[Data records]
## start
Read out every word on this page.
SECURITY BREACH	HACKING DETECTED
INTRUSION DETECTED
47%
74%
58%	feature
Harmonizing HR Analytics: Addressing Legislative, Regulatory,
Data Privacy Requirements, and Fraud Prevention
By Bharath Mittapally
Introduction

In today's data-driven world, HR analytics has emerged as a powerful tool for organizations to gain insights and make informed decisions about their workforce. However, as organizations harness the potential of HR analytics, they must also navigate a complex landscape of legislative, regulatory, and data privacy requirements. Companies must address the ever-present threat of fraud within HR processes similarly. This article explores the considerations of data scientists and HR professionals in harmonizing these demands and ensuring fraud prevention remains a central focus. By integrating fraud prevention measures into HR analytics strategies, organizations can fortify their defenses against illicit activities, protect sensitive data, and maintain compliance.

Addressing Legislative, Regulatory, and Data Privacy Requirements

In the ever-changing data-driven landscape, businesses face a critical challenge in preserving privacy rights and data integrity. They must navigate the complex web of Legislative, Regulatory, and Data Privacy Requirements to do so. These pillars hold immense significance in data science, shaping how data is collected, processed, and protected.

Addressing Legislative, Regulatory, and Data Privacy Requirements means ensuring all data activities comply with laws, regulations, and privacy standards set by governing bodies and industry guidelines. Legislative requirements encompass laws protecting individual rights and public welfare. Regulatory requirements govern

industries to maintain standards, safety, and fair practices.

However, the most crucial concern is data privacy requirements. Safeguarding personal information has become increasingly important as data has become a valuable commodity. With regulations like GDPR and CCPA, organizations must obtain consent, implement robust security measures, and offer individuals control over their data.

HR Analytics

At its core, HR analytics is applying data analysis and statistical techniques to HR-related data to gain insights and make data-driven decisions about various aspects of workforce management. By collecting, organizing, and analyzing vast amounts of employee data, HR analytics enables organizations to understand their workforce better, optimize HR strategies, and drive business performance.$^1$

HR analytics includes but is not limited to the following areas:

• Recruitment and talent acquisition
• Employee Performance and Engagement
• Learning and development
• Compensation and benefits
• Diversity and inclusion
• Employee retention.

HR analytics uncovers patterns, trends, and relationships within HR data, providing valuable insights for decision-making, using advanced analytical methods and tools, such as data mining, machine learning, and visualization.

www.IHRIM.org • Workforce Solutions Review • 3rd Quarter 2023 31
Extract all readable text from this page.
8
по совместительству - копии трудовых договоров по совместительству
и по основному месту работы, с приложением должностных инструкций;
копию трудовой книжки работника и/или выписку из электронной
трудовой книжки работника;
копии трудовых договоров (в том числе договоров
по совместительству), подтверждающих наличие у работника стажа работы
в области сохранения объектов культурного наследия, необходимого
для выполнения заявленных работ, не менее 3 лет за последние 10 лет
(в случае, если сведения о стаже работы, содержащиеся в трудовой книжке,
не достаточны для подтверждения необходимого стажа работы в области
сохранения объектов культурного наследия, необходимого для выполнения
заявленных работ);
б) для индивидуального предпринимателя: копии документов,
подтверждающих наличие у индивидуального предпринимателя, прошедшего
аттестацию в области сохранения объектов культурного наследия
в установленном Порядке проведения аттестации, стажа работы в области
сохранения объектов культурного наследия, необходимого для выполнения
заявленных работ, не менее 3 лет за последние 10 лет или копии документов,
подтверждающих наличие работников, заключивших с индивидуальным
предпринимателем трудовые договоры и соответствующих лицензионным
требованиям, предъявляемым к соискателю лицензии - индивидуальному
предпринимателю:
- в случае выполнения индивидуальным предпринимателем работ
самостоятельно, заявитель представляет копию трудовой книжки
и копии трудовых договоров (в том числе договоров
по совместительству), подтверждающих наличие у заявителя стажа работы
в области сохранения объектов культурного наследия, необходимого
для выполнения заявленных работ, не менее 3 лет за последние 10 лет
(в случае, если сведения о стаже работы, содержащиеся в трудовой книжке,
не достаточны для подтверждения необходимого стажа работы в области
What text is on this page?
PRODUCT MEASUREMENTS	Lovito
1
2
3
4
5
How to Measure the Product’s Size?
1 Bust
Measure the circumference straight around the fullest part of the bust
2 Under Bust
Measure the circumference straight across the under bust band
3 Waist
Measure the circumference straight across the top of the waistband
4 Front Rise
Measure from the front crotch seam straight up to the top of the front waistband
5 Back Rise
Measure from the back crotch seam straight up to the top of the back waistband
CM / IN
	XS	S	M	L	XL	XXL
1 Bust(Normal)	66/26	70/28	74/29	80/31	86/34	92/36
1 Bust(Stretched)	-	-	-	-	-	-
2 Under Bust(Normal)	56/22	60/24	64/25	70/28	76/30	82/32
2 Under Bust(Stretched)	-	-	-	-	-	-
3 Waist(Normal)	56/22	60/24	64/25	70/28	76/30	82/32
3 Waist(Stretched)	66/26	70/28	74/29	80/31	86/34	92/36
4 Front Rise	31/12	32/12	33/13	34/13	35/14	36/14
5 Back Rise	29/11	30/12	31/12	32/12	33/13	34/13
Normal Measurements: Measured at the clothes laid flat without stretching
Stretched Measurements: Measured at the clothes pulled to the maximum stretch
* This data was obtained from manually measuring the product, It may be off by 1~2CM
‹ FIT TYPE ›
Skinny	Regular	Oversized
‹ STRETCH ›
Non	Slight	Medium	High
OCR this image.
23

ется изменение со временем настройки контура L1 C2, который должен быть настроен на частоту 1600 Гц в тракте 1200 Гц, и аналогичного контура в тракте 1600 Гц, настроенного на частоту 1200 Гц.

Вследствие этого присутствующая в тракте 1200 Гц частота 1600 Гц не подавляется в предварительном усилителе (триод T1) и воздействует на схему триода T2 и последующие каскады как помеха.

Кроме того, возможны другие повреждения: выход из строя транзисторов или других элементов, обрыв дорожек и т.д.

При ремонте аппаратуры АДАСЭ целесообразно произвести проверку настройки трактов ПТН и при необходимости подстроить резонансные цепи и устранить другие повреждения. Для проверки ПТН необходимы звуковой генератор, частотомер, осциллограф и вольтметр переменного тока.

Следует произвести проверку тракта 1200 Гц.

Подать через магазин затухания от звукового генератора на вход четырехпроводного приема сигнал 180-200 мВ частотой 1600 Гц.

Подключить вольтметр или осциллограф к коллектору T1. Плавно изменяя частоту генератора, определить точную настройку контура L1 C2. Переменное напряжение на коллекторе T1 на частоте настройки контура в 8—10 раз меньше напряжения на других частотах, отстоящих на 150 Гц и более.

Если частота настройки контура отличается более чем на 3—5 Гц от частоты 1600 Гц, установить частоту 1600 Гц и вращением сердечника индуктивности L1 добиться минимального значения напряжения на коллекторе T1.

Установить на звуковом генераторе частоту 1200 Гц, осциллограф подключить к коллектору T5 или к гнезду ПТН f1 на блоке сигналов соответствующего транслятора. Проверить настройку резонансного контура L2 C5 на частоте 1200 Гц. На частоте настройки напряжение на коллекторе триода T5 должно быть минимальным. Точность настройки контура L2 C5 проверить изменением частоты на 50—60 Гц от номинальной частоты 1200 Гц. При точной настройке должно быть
## end
» **TO BE DONE**
How many lines in these entries hold the string "другие"? Answer with the number alone.

» **FINAL ANSWER**
2